# Start of DATASET
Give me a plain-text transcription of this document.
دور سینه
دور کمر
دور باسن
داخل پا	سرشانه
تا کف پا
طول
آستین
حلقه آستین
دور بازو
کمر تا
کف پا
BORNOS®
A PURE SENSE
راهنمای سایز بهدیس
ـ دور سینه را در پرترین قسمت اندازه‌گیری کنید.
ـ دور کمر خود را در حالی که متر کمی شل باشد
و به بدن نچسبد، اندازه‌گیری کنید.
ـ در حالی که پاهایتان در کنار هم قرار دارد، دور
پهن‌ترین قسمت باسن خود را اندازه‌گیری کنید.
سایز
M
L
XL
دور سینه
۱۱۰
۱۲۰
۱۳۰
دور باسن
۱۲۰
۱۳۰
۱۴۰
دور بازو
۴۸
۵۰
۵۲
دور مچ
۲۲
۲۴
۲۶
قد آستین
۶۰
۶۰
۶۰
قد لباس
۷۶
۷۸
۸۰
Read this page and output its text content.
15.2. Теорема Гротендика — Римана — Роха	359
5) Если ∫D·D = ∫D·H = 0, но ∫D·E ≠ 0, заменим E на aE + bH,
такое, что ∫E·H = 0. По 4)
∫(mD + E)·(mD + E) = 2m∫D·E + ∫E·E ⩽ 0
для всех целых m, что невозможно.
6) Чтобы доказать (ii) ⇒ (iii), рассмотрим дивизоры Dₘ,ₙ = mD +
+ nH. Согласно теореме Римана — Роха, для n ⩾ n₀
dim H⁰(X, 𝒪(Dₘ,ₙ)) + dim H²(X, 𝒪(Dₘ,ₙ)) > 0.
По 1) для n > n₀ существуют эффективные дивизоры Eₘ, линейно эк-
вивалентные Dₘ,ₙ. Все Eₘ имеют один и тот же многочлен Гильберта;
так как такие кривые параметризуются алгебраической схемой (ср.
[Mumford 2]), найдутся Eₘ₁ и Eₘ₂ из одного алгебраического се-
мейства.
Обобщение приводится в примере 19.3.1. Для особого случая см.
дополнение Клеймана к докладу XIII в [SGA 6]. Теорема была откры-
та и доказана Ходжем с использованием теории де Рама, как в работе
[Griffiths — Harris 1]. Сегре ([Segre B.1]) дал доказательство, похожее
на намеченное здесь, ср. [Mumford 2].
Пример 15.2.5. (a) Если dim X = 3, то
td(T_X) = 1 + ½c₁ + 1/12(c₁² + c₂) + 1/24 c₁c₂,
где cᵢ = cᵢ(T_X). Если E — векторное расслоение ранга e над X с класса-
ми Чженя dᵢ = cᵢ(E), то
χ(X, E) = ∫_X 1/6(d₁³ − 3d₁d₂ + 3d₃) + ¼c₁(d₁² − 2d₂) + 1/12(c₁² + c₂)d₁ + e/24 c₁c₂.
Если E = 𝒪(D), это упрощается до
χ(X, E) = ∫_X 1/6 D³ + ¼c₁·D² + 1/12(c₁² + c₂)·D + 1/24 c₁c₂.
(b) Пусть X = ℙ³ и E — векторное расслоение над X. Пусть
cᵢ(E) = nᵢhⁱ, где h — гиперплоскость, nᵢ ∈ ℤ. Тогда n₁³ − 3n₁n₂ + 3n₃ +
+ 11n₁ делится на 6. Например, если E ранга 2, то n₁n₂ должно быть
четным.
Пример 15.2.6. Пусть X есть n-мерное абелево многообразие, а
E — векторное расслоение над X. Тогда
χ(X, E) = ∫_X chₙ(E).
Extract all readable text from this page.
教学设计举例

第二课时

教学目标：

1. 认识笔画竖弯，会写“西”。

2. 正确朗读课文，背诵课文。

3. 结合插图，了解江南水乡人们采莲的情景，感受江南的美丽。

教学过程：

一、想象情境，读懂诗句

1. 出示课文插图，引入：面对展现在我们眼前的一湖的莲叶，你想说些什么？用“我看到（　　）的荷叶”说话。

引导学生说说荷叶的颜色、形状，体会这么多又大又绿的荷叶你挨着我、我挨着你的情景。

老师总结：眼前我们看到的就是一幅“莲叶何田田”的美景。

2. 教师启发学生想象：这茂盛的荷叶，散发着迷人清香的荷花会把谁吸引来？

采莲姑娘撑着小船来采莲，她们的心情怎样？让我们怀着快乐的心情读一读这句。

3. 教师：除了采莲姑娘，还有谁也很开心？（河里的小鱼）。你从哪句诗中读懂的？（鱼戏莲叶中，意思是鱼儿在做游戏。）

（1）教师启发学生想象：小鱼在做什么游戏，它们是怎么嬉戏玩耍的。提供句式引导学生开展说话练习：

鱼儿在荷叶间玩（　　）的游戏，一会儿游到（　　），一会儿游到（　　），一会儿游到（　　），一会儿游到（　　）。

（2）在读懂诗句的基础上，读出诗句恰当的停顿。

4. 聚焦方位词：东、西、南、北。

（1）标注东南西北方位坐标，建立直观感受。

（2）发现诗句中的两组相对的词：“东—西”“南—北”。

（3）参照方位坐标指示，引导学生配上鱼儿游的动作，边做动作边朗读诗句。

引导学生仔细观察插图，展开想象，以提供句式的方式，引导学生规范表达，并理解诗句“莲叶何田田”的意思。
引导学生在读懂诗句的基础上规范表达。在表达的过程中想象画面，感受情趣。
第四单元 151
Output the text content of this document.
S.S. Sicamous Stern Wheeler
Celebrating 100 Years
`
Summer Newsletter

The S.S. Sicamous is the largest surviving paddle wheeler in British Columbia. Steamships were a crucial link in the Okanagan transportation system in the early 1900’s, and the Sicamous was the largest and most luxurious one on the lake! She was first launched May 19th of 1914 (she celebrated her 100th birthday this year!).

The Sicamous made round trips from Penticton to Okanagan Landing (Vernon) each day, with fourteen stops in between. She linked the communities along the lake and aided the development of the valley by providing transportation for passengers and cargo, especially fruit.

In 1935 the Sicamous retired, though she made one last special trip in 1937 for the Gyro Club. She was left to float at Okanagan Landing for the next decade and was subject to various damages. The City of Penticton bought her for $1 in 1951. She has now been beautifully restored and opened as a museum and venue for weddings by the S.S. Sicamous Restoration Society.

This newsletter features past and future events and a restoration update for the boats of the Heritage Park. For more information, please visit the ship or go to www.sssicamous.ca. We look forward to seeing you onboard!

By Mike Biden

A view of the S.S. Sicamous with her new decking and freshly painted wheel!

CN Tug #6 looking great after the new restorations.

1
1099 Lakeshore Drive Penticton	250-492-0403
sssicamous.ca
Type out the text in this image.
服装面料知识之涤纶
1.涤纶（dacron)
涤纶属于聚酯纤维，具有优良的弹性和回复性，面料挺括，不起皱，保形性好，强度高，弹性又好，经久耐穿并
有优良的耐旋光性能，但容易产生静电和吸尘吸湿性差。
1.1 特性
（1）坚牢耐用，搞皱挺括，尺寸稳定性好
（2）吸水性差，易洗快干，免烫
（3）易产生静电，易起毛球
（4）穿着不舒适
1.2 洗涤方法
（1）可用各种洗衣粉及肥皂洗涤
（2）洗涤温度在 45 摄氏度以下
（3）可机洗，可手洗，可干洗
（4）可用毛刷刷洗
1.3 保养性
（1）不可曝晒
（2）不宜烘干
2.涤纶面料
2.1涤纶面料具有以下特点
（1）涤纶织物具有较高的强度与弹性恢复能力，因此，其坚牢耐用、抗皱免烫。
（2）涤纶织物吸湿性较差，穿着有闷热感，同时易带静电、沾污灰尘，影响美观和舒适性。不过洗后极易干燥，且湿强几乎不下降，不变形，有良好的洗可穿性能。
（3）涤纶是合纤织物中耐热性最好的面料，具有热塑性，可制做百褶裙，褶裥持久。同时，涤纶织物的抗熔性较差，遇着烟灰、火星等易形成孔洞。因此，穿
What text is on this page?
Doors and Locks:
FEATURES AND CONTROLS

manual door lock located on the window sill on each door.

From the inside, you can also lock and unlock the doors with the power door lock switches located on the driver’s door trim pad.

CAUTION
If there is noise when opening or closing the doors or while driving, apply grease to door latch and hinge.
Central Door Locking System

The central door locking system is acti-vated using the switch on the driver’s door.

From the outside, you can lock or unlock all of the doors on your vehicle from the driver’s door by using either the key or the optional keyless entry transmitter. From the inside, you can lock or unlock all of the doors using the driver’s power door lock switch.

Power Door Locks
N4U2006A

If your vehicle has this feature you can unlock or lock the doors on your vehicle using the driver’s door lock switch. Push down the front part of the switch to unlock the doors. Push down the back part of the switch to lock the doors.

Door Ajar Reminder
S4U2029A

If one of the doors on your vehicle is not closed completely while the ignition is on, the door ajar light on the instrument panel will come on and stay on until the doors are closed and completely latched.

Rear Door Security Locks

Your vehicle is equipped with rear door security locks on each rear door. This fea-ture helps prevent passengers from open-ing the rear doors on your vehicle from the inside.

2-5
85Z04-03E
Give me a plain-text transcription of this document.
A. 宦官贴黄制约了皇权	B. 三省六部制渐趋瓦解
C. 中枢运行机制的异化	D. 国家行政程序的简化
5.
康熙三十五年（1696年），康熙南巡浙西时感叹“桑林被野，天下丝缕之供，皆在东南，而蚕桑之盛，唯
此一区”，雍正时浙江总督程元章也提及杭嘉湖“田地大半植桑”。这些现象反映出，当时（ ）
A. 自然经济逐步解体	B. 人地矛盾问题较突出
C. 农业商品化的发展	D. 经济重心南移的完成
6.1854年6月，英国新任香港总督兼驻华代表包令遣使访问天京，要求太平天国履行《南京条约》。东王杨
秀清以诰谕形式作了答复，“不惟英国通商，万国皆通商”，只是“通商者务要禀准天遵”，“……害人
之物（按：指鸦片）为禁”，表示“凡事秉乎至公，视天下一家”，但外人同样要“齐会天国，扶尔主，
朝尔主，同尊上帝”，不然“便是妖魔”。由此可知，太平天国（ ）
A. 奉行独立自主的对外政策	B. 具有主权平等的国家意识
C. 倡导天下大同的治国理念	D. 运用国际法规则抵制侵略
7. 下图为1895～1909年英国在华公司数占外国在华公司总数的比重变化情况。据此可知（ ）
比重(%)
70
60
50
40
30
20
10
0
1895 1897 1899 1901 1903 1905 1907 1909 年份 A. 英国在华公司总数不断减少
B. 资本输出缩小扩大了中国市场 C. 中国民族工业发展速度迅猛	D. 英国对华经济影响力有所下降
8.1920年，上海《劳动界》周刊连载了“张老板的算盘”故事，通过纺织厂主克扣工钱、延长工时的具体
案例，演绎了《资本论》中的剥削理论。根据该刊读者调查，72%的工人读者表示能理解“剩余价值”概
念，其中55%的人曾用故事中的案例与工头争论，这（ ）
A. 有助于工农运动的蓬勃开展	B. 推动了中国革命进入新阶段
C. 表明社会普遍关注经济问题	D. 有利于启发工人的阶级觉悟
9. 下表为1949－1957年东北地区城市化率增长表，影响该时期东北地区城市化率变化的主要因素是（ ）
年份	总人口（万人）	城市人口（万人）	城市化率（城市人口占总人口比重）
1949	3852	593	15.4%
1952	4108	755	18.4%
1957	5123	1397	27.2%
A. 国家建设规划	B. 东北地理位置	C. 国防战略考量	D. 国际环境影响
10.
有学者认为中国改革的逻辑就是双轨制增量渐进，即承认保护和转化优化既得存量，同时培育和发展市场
# End of DATASET
# [AIM OF THE TASK]
Extract each line from the listing that holds the word "گیری".

# [EXPECTED ANSWER]
ـ دور سینه را در پرترین قسمت اندازه‌گیری کنید.
و به بدن نچسبد، اندازه‌گیری کنید.
پهن‌ترین قسمت باسن خود را اندازه‌گیری کنید.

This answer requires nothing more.